Los peregrinos galileos, que siempre habían entrado a la ciudad 
para que el templo los pusiera a valer, traen ahora en medio de 
ellos a quien va a poner a valer al templo: traen al templo vivo 
de Dios. No lo conceptualizaban así, pero eso era lo que sentían, 
y sabían que su sentir era certero por todo lo que habían visto 
y oído, por lo que habían convivido con él en su tierra. Jesús 
era para ellos, sin sombra de duda, la presencia viva de Dios. 
Por eso, dándole un sentido pleno, desconocido hasta entonces, 
al canto de los peregrinos, coreaban: “¡Bendito el que viene en 
nombre del Señor!”.

Esa entrada triunfal de los peregrinos galileos a Jerusalén 
vitoreando a Jesús, era una imponente manifestación de fe.
------------
**ENUNCIADO 1**
Extrae de los registros cada línea que contenga la cadena "line".
Los registros no guardan relación alguna con el texto.

Registros del conjunto de datos:
------------
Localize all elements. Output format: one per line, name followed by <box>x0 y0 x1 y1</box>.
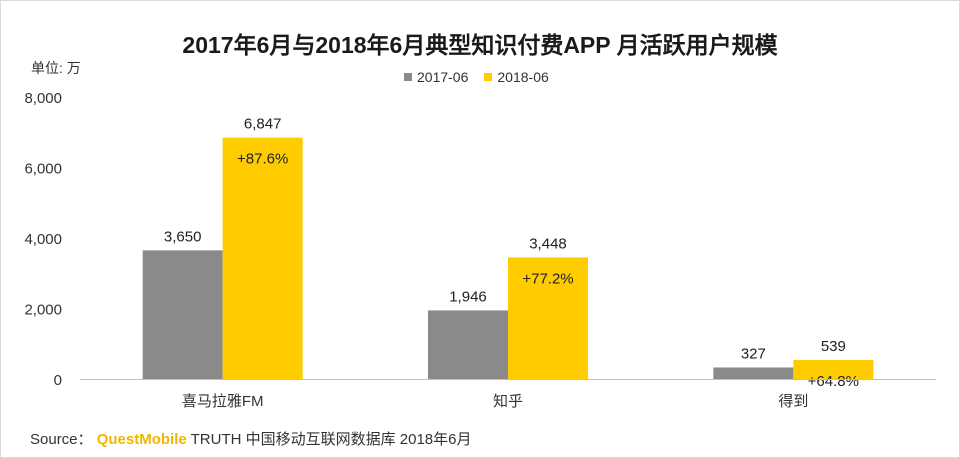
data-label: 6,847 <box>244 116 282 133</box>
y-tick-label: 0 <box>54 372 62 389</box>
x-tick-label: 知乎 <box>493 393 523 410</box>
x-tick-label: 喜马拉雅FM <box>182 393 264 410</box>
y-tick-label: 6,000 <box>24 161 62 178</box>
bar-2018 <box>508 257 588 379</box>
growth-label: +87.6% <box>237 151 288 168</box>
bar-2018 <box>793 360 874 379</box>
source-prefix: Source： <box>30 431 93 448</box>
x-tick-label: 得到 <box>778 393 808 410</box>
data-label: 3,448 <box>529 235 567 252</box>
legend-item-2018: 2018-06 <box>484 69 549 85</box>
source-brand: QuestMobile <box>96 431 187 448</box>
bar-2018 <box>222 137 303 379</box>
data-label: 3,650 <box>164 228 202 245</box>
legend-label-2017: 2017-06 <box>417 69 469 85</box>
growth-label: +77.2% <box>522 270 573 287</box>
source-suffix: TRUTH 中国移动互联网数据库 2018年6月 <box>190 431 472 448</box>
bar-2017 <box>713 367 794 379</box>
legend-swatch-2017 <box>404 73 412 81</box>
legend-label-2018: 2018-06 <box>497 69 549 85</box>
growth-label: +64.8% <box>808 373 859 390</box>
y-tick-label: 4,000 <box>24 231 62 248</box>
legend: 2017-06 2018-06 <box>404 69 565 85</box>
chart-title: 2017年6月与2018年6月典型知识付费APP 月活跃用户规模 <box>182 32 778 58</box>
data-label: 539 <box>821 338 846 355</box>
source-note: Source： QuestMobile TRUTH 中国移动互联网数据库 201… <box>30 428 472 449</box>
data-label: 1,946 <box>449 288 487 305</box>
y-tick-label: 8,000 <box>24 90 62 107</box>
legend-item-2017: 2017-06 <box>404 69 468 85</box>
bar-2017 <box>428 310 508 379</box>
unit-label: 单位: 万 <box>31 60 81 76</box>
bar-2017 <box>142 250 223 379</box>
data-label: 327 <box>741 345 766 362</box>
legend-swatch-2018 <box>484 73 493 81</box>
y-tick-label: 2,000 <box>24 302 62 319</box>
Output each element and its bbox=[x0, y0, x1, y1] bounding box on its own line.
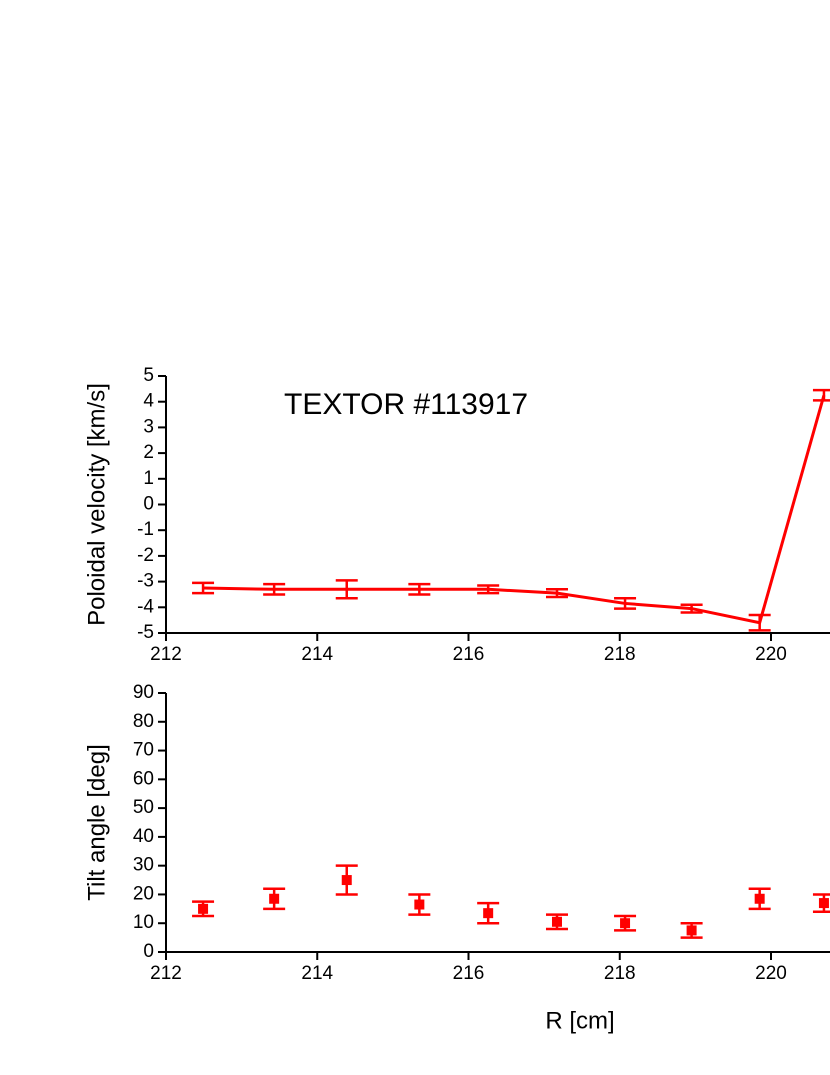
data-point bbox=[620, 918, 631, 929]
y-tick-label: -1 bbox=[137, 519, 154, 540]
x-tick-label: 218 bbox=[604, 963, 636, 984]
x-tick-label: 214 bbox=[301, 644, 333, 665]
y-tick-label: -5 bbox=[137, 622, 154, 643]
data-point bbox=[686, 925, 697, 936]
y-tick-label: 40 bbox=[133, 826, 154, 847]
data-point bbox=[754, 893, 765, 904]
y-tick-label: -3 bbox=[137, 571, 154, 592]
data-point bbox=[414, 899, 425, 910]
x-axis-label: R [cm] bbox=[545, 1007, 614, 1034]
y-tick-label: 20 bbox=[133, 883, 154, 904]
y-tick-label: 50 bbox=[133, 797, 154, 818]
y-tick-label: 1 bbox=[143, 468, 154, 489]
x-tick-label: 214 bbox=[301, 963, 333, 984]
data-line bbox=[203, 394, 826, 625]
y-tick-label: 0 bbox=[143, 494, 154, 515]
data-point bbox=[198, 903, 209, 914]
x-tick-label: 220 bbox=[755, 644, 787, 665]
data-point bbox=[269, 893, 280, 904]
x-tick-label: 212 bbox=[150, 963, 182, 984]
------------
**ENUNCIADO 2**
De acuerdo con el texto sobre los peregrinos galileos, ¿por qué coreaban «¡Bendito el que viene en nombre del Señor!»? Responde en una a tres oraciones.

**RESPUESTA FINAL 1**
Localize all elements. Output format: one per line, name followed by <box>x0 y0 x1 y1</box>.
Output each element and its bbox=[x0, y0, x1, y1] bounding box on its own line.
data-line bbox=[203, 394, 826, 625]

**RESPUESTA FINAL 2**
Porque para los peregrinos galileos Jesús era, sin sombra de duda, la presencia viva de Dios. Por eso, al corear esas palabras, daban al canto de los peregrinos un sentido pleno, desconocido hasta entonces.